[begin Excerpt to read]

It’s one thing to hope. It’s another to know. If you’re waiting at the bus stop hoping that the 4:15 will show up eventually, even though it’s an hour late, how the time passes is not at all pleasant. Every minute drags on, anxiety growing because even though the bus should have been on time, it was late, and now questions of whether it will ever come begin to cloud your mind like so much ink in a bowl of water. You start playing the what-if game in earnest, layering scenarios upon scenarios in your mind until you talk yourself into believing that the bus was hijacked and you’ll have to find other means of transportation.
Hope is susceptible to external forces. Hope can be chiseled
at, assailed, assaulted, and attacked to the point that it begins to weaken and
wane. Knowledge cannot. If I know something to be true, no matter how much the
enemy might attempt to sow doubt, it cannot work because I know what I know. I
know what God said, I know what God promised, and I know that heaven and earth
will pass away, but His words will by no means pass away.

[end Excerpt to read]
[begin Dataset entries]

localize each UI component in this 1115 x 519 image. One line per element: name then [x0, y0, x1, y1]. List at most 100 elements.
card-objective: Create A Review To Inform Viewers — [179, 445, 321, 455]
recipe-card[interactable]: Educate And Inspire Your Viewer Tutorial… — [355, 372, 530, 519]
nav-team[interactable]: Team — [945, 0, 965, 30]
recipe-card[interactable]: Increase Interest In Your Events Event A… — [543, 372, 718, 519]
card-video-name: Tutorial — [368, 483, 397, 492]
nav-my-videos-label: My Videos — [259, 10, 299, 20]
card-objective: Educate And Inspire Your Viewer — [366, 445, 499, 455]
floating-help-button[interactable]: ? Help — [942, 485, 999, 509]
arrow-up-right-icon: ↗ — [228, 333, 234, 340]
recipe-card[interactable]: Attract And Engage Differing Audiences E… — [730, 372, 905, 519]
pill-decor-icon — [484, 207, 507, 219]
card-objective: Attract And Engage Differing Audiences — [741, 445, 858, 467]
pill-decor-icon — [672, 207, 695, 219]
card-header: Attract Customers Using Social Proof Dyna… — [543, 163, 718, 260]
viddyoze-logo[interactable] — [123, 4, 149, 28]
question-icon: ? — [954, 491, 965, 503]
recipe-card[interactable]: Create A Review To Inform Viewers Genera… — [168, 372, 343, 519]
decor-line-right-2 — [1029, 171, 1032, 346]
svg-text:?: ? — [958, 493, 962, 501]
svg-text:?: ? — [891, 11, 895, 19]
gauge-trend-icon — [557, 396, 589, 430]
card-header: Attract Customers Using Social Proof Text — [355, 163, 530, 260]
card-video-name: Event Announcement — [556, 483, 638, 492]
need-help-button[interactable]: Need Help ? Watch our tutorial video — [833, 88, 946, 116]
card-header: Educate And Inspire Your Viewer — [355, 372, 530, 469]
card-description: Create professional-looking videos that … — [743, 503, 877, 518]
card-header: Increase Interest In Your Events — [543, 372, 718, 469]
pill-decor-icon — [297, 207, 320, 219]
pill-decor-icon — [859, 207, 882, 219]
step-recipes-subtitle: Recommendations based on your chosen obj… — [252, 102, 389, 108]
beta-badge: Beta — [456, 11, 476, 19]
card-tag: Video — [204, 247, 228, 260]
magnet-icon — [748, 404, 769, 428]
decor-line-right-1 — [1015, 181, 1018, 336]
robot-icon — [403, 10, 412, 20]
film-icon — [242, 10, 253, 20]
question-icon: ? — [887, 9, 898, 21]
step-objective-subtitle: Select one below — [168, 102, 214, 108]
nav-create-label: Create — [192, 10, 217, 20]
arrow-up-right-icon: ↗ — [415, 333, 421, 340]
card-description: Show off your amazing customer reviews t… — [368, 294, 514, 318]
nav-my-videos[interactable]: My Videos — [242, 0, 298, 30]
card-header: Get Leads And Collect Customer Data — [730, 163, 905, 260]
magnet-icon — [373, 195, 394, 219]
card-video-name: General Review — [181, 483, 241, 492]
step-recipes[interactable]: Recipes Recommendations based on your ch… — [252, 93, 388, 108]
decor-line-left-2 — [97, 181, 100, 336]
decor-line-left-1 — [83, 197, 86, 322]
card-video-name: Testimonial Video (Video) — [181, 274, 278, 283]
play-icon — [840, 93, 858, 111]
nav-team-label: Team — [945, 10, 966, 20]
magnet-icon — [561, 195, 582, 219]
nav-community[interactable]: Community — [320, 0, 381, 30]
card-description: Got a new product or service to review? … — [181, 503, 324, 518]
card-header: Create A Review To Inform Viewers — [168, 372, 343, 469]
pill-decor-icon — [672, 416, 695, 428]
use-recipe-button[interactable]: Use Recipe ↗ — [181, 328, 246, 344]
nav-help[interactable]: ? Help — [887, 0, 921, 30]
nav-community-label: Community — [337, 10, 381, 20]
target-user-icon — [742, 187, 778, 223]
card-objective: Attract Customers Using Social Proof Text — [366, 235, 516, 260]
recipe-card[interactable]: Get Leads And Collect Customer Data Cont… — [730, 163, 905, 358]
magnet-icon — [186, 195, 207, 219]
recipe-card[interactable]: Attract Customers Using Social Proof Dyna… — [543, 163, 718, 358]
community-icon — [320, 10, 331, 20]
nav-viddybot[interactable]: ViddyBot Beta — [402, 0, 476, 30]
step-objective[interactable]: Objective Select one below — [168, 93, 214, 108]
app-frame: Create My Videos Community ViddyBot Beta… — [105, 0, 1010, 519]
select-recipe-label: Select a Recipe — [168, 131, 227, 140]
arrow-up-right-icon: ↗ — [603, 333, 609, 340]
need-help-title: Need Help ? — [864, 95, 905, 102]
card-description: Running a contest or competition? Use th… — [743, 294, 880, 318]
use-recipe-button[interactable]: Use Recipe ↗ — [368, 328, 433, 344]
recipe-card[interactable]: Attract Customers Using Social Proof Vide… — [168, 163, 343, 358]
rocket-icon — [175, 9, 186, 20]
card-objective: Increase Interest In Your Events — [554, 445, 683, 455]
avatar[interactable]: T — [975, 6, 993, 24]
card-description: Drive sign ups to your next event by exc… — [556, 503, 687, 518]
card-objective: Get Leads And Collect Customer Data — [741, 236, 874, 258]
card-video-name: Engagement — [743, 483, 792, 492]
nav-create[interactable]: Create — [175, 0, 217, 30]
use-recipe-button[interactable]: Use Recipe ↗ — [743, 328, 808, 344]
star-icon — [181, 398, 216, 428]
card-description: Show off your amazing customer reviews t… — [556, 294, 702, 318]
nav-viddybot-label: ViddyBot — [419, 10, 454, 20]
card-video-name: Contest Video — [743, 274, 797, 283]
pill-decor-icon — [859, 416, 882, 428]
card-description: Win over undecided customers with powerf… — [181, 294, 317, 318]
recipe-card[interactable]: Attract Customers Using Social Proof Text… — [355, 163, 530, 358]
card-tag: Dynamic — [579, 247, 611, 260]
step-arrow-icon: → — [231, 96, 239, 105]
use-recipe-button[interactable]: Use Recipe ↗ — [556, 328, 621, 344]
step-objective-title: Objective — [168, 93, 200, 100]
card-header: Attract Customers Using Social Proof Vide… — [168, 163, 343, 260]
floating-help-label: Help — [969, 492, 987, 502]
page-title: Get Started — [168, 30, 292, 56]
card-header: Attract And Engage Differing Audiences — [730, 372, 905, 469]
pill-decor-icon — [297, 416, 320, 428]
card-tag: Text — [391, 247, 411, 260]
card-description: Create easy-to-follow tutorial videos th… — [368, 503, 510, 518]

[end Dataset entries]

Task prompt:
Extend the passage above on hope versus knowledge, picking up right after its final sentence.

Result below:
I can tell by someone’s boldness and confidence whether they
hope the Word of God is true or they know the Word of God is true. I can tell
by their dedication, their commitment, and their willingness to labor on behalf
of the Kingdom whether they have a full assurance that everything God promised will
come to pass or they’re crossing their fingers, eyes screwed shut, trying their
best not to hyperventilate.
I know that my Redeemer lives. I don’t hope it. I know that He
will return one day; I don’t just think there is a possibility or a probability
of it. The knowledge of it gives me confidence in every endeavor I undertake on
behalf of the Kingdom, whether great or small.
If you know, then the waiting won’t affect you. If you hope,
with each passing day, your confidence will wane, and you will allow doubt to
settle over you like a heavy blanket. Because some people hope in the fulfillment
of God’s promises and are not confident, they begin to doubt God Himself, and
once doubt sets in, it is not exclusive to His promises but extends to everything
else.
We were forewarned that in the last days, there would even be
scoffers, walking in their own lusts, saying, “Where is the promise of His coming?”
Do you think they’d do that out of spite or mean-spiritedness or because it may
actually work on some? Perhaps both. Likely both.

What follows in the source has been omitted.